Requirements: Quote every line below exactly as it reads.

Data excerpts:
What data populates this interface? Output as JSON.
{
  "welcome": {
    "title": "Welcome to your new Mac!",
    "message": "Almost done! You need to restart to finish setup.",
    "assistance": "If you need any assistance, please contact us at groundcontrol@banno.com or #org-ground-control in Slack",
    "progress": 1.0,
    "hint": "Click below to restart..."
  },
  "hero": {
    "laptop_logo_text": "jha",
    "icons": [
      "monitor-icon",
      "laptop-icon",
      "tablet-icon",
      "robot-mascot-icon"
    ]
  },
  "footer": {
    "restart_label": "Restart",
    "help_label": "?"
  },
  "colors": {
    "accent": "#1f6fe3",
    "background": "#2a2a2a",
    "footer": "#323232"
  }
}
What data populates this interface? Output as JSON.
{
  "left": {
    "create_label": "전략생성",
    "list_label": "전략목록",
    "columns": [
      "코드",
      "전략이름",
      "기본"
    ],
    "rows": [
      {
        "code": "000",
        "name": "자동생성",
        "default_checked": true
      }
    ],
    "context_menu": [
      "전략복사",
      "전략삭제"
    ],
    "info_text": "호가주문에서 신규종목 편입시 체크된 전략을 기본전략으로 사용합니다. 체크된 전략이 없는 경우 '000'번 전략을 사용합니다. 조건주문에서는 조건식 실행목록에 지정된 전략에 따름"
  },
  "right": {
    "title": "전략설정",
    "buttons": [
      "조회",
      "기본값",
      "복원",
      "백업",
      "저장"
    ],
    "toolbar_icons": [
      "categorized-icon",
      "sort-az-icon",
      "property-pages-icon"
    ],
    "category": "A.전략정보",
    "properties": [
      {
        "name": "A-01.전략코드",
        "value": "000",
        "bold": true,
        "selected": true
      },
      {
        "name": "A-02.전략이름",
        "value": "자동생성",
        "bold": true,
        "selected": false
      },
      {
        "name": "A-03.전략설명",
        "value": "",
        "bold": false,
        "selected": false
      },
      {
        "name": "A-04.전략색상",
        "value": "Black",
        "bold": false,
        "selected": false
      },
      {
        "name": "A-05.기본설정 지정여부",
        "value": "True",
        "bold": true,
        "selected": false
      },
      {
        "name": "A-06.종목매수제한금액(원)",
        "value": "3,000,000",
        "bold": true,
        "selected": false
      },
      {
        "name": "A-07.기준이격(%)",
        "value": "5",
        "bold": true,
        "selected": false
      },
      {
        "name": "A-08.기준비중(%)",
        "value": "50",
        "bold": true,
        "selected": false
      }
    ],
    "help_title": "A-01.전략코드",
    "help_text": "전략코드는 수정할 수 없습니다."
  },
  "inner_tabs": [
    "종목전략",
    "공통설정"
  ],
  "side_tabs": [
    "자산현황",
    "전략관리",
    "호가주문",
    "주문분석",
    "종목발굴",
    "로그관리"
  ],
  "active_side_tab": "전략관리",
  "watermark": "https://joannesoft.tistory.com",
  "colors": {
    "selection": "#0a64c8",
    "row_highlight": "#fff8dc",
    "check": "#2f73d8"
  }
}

Response below:
What data populates this interface? Output as JSON.
{
  "welcome": {
    "title": "Welcome to your new Mac!",
    "message": "Almost done! You need to restart to finish setup.",
    "assistance": "If you need any assistance, please contact us at groundcontrol@banno.com or #org-ground-control in Slack",
    "progress": 1.0,
    "hint": "Click below to restart..."
  },
  "hero": {
    "laptop_logo_text": "jha",
    "icons": [
      "monitor-icon",
      "laptop-icon",
      "tablet-icon",
      "robot-mascot-icon"
    ]
  },
  "footer": {
    "restart_label": "Restart",
    "help_label": "?"
  },
  "colors": {
    "accent": "#1f6fe3",
    "background": "#2a2a2a",
    "footer": "#323232"
  }
}
What data populates this interface? Output as JSON.
{
  "left": {
    "create_label": "전략생성",
    "list_label": "전략목록",
    "columns": [
      "코드",
      "전략이름",
      "기본"
    ],
    "rows": [
      {
        "code": "000",
        "name": "자동생성",
        "default_checked": true
      }
    ],
    "context_menu": [
      "전략복사",
      "전략삭제"
    ],
    "info_text": "호가주문에서 신규종목 편입시 체크된 전략을 기본전략으로 사용합니다. 체크된 전략이 없는 경우 '000'번 전략을 사용합니다. 조건주문에서는 조건식 실행목록에 지정된 전략에 따름"
  },
  "right": {
    "title": "전략설정",
    "buttons": [
      "조회",
      "기본값",
      "복원",
      "백업",
      "저장"
    ],
    "toolbar_icons": [
      "categorized-icon",
      "sort-az-icon",
      "property-pages-icon"
    ],
    "category": "A.전략정보",
    "properties": [
      {
        "name": "A-01.전략코드",
        "value": "000",
        "bold": true,
        "selected": true
      },
      {
        "name": "A-02.전략이름",
        "value": "자동생성",
        "bold": true,
        "selected": false
      },
      {
        "name": "A-03.전략설명",
        "value": "",
        "bold": false,
        "selected": false
      },
      {
        "name": "A-04.전략색상",
        "value": "Black",
        "bold": false,
        "selected": false
      },
      {
        "name": "A-05.기본설정 지정여부",
        "value": "True",
        "bold": true,
        "selected": false
      },
      {
        "name": "A-06.종목매수제한금액(원)",
        "value": "3,000,000",
        "bold": true,
        "selected": false
      },
      {
        "name": "A-07.기준이격(%)",
        "value": "5",
        "bold": true,
        "selected": false
      },
      {
        "name": "A-08.기준비중(%)",
        "value": "50",
        "bold": true,
        "selected": false
      }
    ],
    "help_title": "A-01.전략코드",
    "help_text": "전략코드는 수정할 수 없습니다."
  },
  "inner_tabs": [
    "종목전략",
    "공통설정"
  ],
  "side_tabs": [
    "자산현황",
    "전략관리",
    "호가주문",
    "주문분석",
    "종목발굴",
    "로그관리"
  ],
  "active_side_tab": "전략관리",
  "watermark": "https://joannesoft.tistory.com",
  "colors": {
    "selection": "#0a64c8",
    "row_highlight": "#fff8dc",
    "check": "#2f73d8"
  }
}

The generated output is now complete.